* **Written problem**
Output each line of the material exactly as it stands.

#### Record list

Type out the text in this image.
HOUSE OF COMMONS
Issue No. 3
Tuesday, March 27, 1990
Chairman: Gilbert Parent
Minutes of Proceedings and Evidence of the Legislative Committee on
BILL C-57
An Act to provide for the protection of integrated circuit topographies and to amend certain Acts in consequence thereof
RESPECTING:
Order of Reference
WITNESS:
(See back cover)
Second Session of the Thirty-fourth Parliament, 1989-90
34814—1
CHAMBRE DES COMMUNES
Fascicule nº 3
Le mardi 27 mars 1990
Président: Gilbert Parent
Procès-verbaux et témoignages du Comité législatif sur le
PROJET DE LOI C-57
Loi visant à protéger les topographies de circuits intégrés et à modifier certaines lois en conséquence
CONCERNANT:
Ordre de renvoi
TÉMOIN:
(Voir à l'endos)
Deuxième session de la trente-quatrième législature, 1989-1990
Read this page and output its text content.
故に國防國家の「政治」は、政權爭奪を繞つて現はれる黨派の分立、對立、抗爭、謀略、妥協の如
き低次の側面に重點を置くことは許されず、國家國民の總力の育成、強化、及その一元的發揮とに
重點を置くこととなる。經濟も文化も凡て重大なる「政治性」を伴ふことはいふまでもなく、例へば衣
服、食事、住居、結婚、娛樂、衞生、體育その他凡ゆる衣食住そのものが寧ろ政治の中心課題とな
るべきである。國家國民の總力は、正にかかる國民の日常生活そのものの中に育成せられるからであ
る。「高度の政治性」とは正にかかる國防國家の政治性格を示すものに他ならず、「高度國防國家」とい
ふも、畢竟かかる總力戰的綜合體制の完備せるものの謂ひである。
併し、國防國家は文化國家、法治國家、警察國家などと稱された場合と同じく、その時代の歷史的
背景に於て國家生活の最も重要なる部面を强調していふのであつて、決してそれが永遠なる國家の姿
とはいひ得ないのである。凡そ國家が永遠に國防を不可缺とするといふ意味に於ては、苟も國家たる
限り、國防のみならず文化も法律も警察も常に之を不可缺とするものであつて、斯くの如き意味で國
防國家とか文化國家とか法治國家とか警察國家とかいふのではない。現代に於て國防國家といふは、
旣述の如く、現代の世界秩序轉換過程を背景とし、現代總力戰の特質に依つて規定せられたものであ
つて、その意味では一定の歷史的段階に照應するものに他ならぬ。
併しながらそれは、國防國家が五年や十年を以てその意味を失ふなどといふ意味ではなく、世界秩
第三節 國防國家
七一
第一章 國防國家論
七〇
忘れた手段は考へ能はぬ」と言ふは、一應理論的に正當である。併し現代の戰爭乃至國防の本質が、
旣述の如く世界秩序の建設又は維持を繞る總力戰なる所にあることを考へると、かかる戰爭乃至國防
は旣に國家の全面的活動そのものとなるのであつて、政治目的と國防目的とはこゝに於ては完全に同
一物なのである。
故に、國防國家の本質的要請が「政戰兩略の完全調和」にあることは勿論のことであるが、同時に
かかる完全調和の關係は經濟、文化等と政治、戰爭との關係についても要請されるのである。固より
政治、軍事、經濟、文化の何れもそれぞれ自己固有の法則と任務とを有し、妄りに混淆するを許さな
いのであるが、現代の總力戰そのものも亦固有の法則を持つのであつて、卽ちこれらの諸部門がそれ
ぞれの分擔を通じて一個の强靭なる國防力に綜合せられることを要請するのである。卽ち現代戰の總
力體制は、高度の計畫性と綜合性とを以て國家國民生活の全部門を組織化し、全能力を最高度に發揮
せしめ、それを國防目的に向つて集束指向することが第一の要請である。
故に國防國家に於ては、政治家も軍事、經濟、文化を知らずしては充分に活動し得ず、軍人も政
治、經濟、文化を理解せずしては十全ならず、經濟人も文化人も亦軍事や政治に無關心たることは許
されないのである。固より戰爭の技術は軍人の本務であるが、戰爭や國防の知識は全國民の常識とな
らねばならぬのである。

########

* **Result of the task**
Type out the text in this image.
HOUSE OF COMMONS
Issue No. 3
Tuesday, March 27, 1990
Chairman: Gilbert Parent
Minutes of Proceedings and Evidence of the Legislative Committee on
BILL C-57
An Act to provide for the protection of integrated circuit topographies and to amend certain Acts in consequence thereof
RESPECTING:
Order of Reference
WITNESS:
(See back cover)
Second Session of the Thirty-fourth Parliament, 1989-90
34814—1
CHAMBRE DES COMMUNES
Fascicule nº 3
Le mardi 27 mars 1990
Président: Gilbert Parent
Procès-verbaux et témoignages du Comité législatif sur le
PROJET DE LOI C-57
Loi visant à protéger les topographies de circuits intégrés et à modifier certaines lois en conséquence
CONCERNANT:
Ordre de renvoi
TÉMOIN:
(Voir à l'endos)
Deuxième session de la trente-quatrième législature, 1989-1990
Read this page and output its text content.
故に國防國家の「政治」は、政權爭奪を繞つて現はれる黨派の分立、對立、抗爭、謀略、妥協の如
き低次の側面に重點を置くことは許されず、國家國民の總力の育成、強化、及その一元的發揮とに
重點を置くこととなる。經濟も文化も凡て重大なる「政治性」を伴ふことはいふまでもなく、例へば衣
服、食事、住居、結婚、娛樂、衞生、體育その他凡ゆる衣食住そのものが寧ろ政治の中心課題とな
るべきである。國家國民の總力は、正にかかる國民の日常生活そのものの中に育成せられるからであ
る。「高度の政治性」とは正にかかる國防國家の政治性格を示すものに他ならず、「高度國防國家」とい
ふも、畢竟かかる總力戰的綜合體制の完備せるものの謂ひである。
併し、國防國家は文化國家、法治國家、警察國家などと稱された場合と同じく、その時代の歷史的
背景に於て國家生活の最も重要なる部面を强調していふのであつて、決してそれが永遠なる國家の姿
とはいひ得ないのである。凡そ國家が永遠に國防を不可缺とするといふ意味に於ては、苟も國家たる
限り、國防のみならず文化も法律も警察も常に之を不可缺とするものであつて、斯くの如き意味で國
防國家とか文化國家とか法治國家とか警察國家とかいふのではない。現代に於て國防國家といふは、
旣述の如く、現代の世界秩序轉換過程を背景とし、現代總力戰の特質に依つて規定せられたものであ
つて、その意味では一定の歷史的段階に照應するものに他ならぬ。
併しながらそれは、國防國家が五年や十年を以てその意味を失ふなどといふ意味ではなく、世界秩
第三節 國防國家
七一
第一章 國防國家論
七〇
忘れた手段は考へ能はぬ」と言ふは、一應理論的に正當である。併し現代の戰爭乃至國防の本質が、
旣述の如く世界秩序の建設又は維持を繞る總力戰なる所にあることを考へると、かかる戰爭乃至國防
は旣に國家の全面的活動そのものとなるのであつて、政治目的と國防目的とはこゝに於ては完全に同
一物なのである。
故に、國防國家の本質的要請が「政戰兩略の完全調和」にあることは勿論のことであるが、同時に
かかる完全調和の關係は經濟、文化等と政治、戰爭との關係についても要請されるのである。固より
政治、軍事、經濟、文化の何れもそれぞれ自己固有の法則と任務とを有し、妄りに混淆するを許さな
いのであるが、現代の總力戰そのものも亦固有の法則を持つのであつて、卽ちこれらの諸部門がそれ
ぞれの分擔を通じて一個の强靭なる國防力に綜合せられることを要請するのである。卽ち現代戰の總
力體制は、高度の計畫性と綜合性とを以て國家國民生活の全部門を組織化し、全能力を最高度に發揮
せしめ、それを國防目的に向つて集束指向することが第一の要請である。
故に國防國家に於ては、政治家も軍事、經濟、文化を知らずしては充分に活動し得ず、軍人も政
治、經濟、文化を理解せずしては十全ならず、經濟人も文化人も亦軍事や政治に無關心たることは許
されないのである。固より戰爭の技術は軍人の本務であるが、戰爭や國防の知識は全國民の常識とな
らねばならぬのである。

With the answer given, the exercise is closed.